[Dataset records]
------------------------------------

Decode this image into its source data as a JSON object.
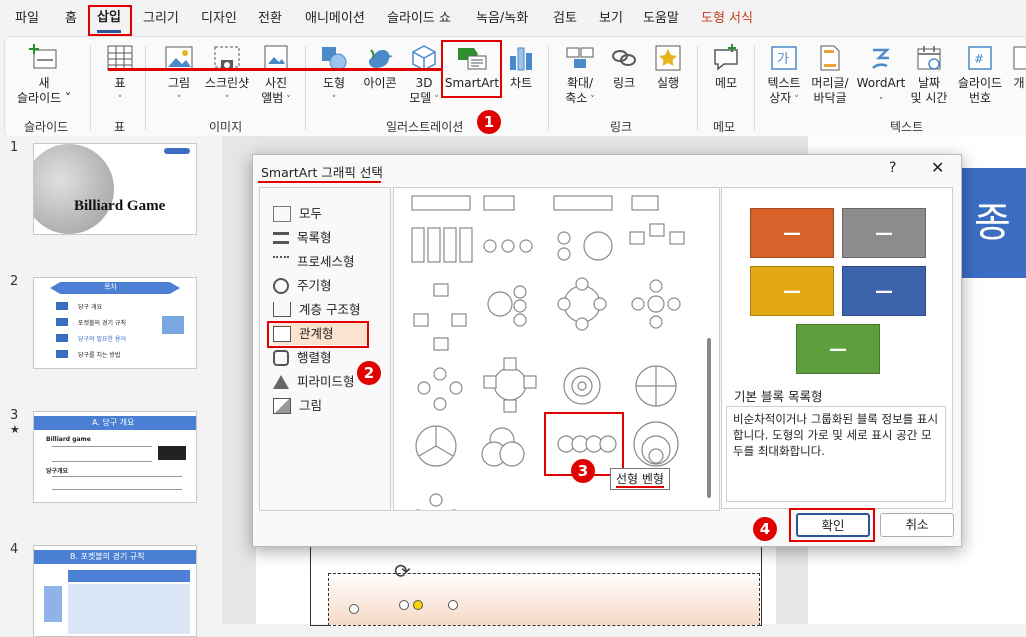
{
  "tabs": [
    "파일",
    "홈",
    "삽입",
    "그리기",
    "디자인",
    "전환",
    "애니메이션",
    "슬라이드 쇼",
    "녹음/녹화",
    "검토",
    "보기",
    "도움말",
    "도형 서식"
  ],
  "ribbon": {
    "new_slide": "새\n슬라이드 ˅",
    "table": "표",
    "picture": "그림",
    "screenshot": "스크린샷",
    "photo_album": "사진\n앨범",
    "shapes": "도형",
    "icons": "아이콘",
    "model3d": "3D\n모델",
    "smartart": "SmartArt",
    "chart": "차트",
    "zoom": "확대/\n축소",
    "link": "링크",
    "action": "실행",
    "comment": "메모",
    "textbox": "텍스트\n상자",
    "header_footer": "머리글/\n바닥글",
    "wordart": "WordArt",
    "date_time": "날짜\n및 시간",
    "slide_number": "슬라이드\n번호",
    "more": "개",
    "groups": {
      "slides": "슬라이드",
      "tables": "표",
      "images": "이미지",
      "illustrations": "일러스트레이션",
      "links": "링크",
      "comments": "메모",
      "text": "텍스트"
    }
  },
  "slides": [
    {
      "num": "1",
      "title": "Billiard Game"
    },
    {
      "num": "2",
      "title": "목차",
      "items": [
        "당구 개요",
        "포켓볼의 경기 규칙",
        "당구의 필요한 용어",
        "당구를 치는 방법"
      ]
    },
    {
      "num": "3",
      "title": "A. 당구 개요",
      "bullets": [
        "Billiard game",
        "당구개요"
      ]
    },
    {
      "num": "4",
      "title": "B. 포켓볼의 경기 규칙"
    }
  ],
  "editor": {
    "title_fragment": "종"
  },
  "dialog": {
    "title": "SmartArt 그래픽 선택",
    "help": "?",
    "close": "✕",
    "categories": [
      "모두",
      "목록형",
      "프로세스형",
      "주기형",
      "계층 구조형",
      "관계형",
      "행렬형",
      "피라미드형",
      "그림"
    ],
    "selected_category": "관계형",
    "tooltip": "선형 벤형",
    "preview_title": "기본 블록 목록형",
    "preview_desc": "비순차적이거나 그룹화된 블록 정보를 표시합니다. 도형의 가로 및 세로 표시 공간 모두를 최대화합니다.",
    "ok": "확인",
    "cancel": "취소",
    "block_colors": [
      "#d9622b",
      "#8c8c8c",
      "#e3a814",
      "#3e63ad",
      "#5f9e3d"
    ]
  },
  "badges": [
    "1",
    "2",
    "3",
    "4"
  ],
  "accent": "#e00000"
}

------------------------------------

**Exercise task**: Quote the records above in full, dropping each picture.

**Written solution**:
Decode this image into its source data as a JSON object.
{
  "tabs": [
    "파일",
    "홈",
    "삽입",
    "그리기",
    "디자인",
    "전환",
    "애니메이션",
    "슬라이드 쇼",
    "녹음/녹화",
    "검토",
    "보기",
    "도움말",
    "도형 서식"
  ],
  "ribbon": {
    "new_slide": "새\n슬라이드 ˅",
    "table": "표",
    "picture": "그림",
    "screenshot": "스크린샷",
    "photo_album": "사진\n앨범",
    "shapes": "도형",
    "icons": "아이콘",
    "model3d": "3D\n모델",
    "smartart": "SmartArt",
    "chart": "차트",
    "zoom": "확대/\n축소",
    "link": "링크",
    "action": "실행",
    "comment": "메모",
    "textbox": "텍스트\n상자",
    "header_footer": "머리글/\n바닥글",
    "wordart": "WordArt",
    "date_time": "날짜\n및 시간",
    "slide_number": "슬라이드\n번호",
    "more": "개",
    "groups": {
      "slides": "슬라이드",
      "tables": "표",
      "images": "이미지",
      "illustrations": "일러스트레이션",
      "links": "링크",
      "comments": "메모",
      "text": "텍스트"
    }
  },
  "slides": [
    {
      "num": "1",
      "title": "Billiard Game"
    },
    {
      "num": "2",
      "title": "목차",
      "items": [
        "당구 개요",
        "포켓볼의 경기 규칙",
        "당구의 필요한 용어",
        "당구를 치는 방법"
      ]
    },
    {
      "num": "3",
      "title": "A. 당구 개요",
      "bullets": [
        "Billiard game",
        "당구개요"
      ]
    },
    {
      "num": "4",
      "title": "B. 포켓볼의 경기 규칙"
    }
  ],
  "editor": {
    "title_fragment": "종"
  },
  "dialog": {
    "title": "SmartArt 그래픽 선택",
    "help": "?",
    "close": "✕",
    "categories": [
      "모두",
      "목록형",
      "프로세스형",
      "주기형",
      "계층 구조형",
      "관계형",
      "행렬형",
      "피라미드형",
      "그림"
    ],
    "selected_category": "관계형",
    "tooltip": "선형 벤형",
    "preview_title": "기본 블록 목록형",
    "preview_desc": "비순차적이거나 그룹화된 블록 정보를 표시합니다. 도형의 가로 및 세로 표시 공간 모두를 최대화합니다.",
    "ok": "확인",
    "cancel": "취소",
    "block_colors": [
      "#d9622b",
      "#8c8c8c",
      "#e3a814",
      "#3e63ad",
      "#5f9e3d"
    ]
  },
  "badges": [
    "1",
    "2",
    "3",
    "4"
  ],
  "accent": "#e00000"
}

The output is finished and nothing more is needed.